Document excerpt>
....................
God, I couldn't be less inspired to do a blog posting if I tried. But it's been about a week, and a certain pain-in-the-ass is giving me shit (again), so what the hell. Let's slap a stamp on it and mail this fucker in. Before we get to the actual post (which relates to the post title), I figured we'd do a quick bit of catch-up.
Life has actually been pretty good (and maybe that's the problem). Of course, last week at work was the exception. My boss was on vacation, and whenever she goes on vacation, all hell breaks loose. Last week we had a kid overdose on heroin and die in one of the bathrooms of the developments we manage. Jesus. Talk about depressing. And now we're dealing with cops and family members and the whole mess is just sad.
Then we had the cops try to serve a warrant on one of our more unsavory residents. He ended up jumping out of a window with a gun and knife in hand, fleeing into a neighboring apartment, knocking the woman there around, and then holding a knife to his own throat to try to get the cops to back off. The cops, after he busted out the window, ended up calling in S.W.A.T., tore the place apart, and needless to say, did not back off. Cops don't like it when you run away, and they don't particularly like it when you beat up helpless women while doing so. Anyhoo, I suspect the official report is gonna say he fell both up and down the stairs, if you get my meaning. They ended up finding 120 grams of cocaine, a .380 pistol, a .45 pistol, several rounds of ammo, $20,000 in cash and a fully loaded, fully modified AK-47 in his apartment.
....................
Stored data entries>
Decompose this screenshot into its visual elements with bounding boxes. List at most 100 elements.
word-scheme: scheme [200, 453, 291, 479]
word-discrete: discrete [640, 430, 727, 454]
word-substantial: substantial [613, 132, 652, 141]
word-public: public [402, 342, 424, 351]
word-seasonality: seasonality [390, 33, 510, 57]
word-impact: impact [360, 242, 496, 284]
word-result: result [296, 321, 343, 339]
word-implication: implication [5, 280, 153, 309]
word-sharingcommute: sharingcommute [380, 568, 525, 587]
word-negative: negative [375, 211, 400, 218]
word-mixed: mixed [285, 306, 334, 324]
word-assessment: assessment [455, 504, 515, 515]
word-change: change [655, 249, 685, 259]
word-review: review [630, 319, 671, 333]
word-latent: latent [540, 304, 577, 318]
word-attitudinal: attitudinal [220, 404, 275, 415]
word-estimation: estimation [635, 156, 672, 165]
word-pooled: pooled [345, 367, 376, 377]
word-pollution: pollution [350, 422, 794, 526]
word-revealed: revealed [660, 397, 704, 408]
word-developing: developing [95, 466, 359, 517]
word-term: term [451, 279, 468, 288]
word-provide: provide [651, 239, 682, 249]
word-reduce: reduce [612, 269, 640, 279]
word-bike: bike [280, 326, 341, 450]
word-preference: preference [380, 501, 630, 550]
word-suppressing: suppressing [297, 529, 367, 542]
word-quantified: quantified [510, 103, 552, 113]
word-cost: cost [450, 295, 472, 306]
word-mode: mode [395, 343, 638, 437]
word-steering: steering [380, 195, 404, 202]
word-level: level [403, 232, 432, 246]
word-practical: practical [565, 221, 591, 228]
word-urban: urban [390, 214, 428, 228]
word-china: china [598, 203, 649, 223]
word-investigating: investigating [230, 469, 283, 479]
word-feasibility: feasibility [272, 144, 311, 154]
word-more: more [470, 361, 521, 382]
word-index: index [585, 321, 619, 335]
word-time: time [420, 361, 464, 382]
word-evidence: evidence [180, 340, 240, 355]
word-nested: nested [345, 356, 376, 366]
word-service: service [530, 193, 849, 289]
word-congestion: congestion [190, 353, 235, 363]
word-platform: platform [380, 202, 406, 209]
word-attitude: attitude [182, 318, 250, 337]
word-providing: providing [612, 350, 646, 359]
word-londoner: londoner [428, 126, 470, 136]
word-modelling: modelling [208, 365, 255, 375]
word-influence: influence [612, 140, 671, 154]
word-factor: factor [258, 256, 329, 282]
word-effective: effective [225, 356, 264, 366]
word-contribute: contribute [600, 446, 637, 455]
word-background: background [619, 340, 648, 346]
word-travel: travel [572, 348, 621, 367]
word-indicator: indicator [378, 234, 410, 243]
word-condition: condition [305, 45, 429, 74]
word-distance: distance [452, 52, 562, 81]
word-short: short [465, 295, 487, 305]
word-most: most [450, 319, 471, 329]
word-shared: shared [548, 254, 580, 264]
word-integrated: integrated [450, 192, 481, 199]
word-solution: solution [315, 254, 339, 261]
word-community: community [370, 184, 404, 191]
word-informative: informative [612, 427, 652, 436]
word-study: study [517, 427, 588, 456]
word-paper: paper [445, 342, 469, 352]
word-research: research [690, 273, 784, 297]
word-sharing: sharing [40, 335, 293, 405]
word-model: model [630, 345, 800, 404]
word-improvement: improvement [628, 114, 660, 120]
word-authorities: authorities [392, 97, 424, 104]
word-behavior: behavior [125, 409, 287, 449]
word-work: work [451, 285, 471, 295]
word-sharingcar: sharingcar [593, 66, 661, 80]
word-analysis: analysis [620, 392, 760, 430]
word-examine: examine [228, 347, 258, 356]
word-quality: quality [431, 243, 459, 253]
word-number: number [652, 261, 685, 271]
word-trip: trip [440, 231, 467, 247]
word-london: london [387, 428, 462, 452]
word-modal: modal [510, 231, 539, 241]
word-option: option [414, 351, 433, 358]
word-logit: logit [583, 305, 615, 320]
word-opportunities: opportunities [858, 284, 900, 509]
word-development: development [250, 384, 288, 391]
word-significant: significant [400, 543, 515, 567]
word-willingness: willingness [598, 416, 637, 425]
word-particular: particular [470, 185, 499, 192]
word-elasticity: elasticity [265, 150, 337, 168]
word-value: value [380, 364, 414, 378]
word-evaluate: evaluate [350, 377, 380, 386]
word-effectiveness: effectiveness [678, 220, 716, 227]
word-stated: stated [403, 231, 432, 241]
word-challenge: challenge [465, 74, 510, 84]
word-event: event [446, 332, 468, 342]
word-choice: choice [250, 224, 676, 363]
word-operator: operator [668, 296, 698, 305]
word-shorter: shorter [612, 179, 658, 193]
....................
Activity list>
A – In the blog post, retype the part that opens with the words containing "Then we had" and closes with "in his apartment.".
B – Translate this sentence from the blog post into Spanish: "My boss was on vacation, and whenever she goes on vacation, all hell breaks loose."
C – Give what follows the last sentence of the blog post, continuing it from where it stops.

Responses>
A –
Then we had the cops try to serve a warrant on one of our more unsavory residents. He ended up jumping out of a window with a gun and knife in hand, fleeing into a neighboring apartment, knocking the woman there around, and then holding a knife to his own throat to try to get the cops to back off. The cops, after he busted out the window, ended up calling in S.W.A.T., tore the place apart, and needless to say, did not back off. Cops don't like it when you run away, and they don't particularly like it when you beat up helpless women while doing so. Anyhoo, I suspect the official report is gonna say he fell both up and down the stairs, if you get my meaning. They ended up finding 120 grams of cocaine, a .380 pistol, a .45 pistol, several rounds of ammo, $20,000 in cash and a fully loaded, fully modified AK-47 in his apartment.

B – Mi jefa estaba de vacaciones, y cada vez que se va de vacaciones, se desata el caos.

C –
So yeah. How was your work week?
In more fun news, I'm going to see the Rebirth Brass Band on Friday, which should be awesome. Then Saturday one of my good friends from college is coming to visit, who I haven't seen in years. The the next weekend we're going to Provincetown with a bunch of friends, which should be a big, gay (it is P-Town, after all) blast. THEN my sister's coming for Labor Day weekend, which should be... well, we all know what happens when she and I get together.
Next month I'm doing a bachelor party/camping trip, a business trip to L.A., and then a wedding.
Jesus. I'm exhausted just writing all of that.
I figured that you all know me well enough, so it's worth noting that I haven't injured myself, nor embarrassed myself, in about 2 weeks. Except for Saturday night when I was drunk and tried to pick up the metal cover to our firepit and burned four out of five fingers. Oh, and last week I tripped on a blanket and went flying head first into my closet, ending up with a face full of shoes.
Crap.
Let's finish up with a completely random and ridiculous story. Monday night, I was at a friends house, watching baseball and drinking and getting high and eating Chinese food, because that's how I roll on a motherfuckin' Monday beeotch and shut up I don't have a problem and I don't need to talk to anyone and someone please hold me oh God I just need some attention oh please someone make the pain stop...
Whoa. That was strange. Who saw that coming?
Anyway. Monday I was at a friend's house... um... discussing French philosophy and eating salads before heading home for an early bedtime. And we ordered Chinese food, and two of us got the exact same fortune. I mean, exact same, front and back. Weird, no?
Well fuck a bunch of weird, because I can beat that shit. When I was in college at UW-Madison, my friend Phil and I used to go to the same Chinese place every Friday. We never used to pay attention to the fortune cookies, and just toss them. Then one week we decide to open them. Of course, this was 13 or 14 years ago, so I forget the specific language, but we open them, and Phil's says something to the tune of "You will receive great wealth and accolades in your life".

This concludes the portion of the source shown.